What you should do:
Exact repetition is required: output every record in full.

Dataset content:
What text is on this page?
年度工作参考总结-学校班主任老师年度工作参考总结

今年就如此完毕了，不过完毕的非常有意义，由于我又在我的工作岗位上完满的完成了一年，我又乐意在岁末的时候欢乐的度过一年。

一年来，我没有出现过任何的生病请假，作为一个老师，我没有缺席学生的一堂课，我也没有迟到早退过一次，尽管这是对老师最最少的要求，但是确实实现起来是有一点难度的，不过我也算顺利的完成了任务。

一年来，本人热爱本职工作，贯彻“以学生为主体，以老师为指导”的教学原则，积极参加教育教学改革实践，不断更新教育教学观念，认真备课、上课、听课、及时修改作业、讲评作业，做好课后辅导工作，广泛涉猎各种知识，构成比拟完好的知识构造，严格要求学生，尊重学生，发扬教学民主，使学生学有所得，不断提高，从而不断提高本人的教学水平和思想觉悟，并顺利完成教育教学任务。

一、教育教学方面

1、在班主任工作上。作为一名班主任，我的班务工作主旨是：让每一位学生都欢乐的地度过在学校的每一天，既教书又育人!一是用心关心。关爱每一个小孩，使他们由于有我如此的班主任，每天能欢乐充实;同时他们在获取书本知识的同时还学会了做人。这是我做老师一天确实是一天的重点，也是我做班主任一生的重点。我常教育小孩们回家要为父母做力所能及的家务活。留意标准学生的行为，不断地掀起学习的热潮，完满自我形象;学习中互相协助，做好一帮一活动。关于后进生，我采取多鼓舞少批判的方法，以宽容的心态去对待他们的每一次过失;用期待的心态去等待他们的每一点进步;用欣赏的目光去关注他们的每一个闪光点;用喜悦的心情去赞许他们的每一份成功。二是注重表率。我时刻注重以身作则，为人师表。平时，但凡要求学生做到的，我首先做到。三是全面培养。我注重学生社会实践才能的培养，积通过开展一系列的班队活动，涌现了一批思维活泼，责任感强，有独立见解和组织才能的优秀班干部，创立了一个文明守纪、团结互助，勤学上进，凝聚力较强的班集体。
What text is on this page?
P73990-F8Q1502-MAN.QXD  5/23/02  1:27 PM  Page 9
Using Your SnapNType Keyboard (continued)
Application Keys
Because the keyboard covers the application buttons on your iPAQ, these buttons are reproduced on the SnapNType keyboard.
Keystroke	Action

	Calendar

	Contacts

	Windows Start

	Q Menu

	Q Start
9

Answer to this exercise:
What text is on this page?
年度工作参考总结-学校班主任老师年度工作参考总结

今年就如此完毕了，不过完毕的非常有意义，由于我又在我的工作岗位上完满的完成了一年，我又乐意在岁末的时候欢乐的度过一年。

一年来，我没有出现过任何的生病请假，作为一个老师，我没有缺席学生的一堂课，我也没有迟到早退过一次，尽管这是对老师最最少的要求，但是确实实现起来是有一点难度的，不过我也算顺利的完成了任务。

一年来，本人热爱本职工作，贯彻“以学生为主体，以老师为指导”的教学原则，积极参加教育教学改革实践，不断更新教育教学观念，认真备课、上课、听课、及时修改作业、讲评作业，做好课后辅导工作，广泛涉猎各种知识，构成比拟完好的知识构造，严格要求学生，尊重学生，发扬教学民主，使学生学有所得，不断提高，从而不断提高本人的教学水平和思想觉悟，并顺利完成教育教学任务。

一、教育教学方面

1、在班主任工作上。作为一名班主任，我的班务工作主旨是：让每一位学生都欢乐的地度过在学校的每一天，既教书又育人!一是用心关心。关爱每一个小孩，使他们由于有我如此的班主任，每天能欢乐充实;同时他们在获取书本知识的同时还学会了做人。这是我做老师一天确实是一天的重点，也是我做班主任一生的重点。我常教育小孩们回家要为父母做力所能及的家务活。留意标准学生的行为，不断地掀起学习的热潮，完满自我形象;学习中互相协助，做好一帮一活动。关于后进生，我采取多鼓舞少批判的方法，以宽容的心态去对待他们的每一次过失;用期待的心态去等待他们的每一点进步;用欣赏的目光去关注他们的每一个闪光点;用喜悦的心情去赞许他们的每一份成功。二是注重表率。我时刻注重以身作则，为人师表。平时，但凡要求学生做到的，我首先做到。三是全面培养。我注重学生社会实践才能的培养，积通过开展一系列的班队活动，涌现了一批思维活泼，责任感强，有独立见解和组织才能的优秀班干部，创立了一个文明守纪、团结互助，勤学上进，凝聚力较强的班集体。
What text is on this page?
P73990-F8Q1502-MAN.QXD  5/23/02  1:27 PM  Page 9
Using Your SnapNType Keyboard (continued)
Application Keys
Because the keyboard covers the application buttons on your iPAQ, these buttons are reproduced on the SnapNType keyboard.
Keystroke	Action

	Calendar

	Contacts

	Windows Start

	Q Menu

	Q Start
9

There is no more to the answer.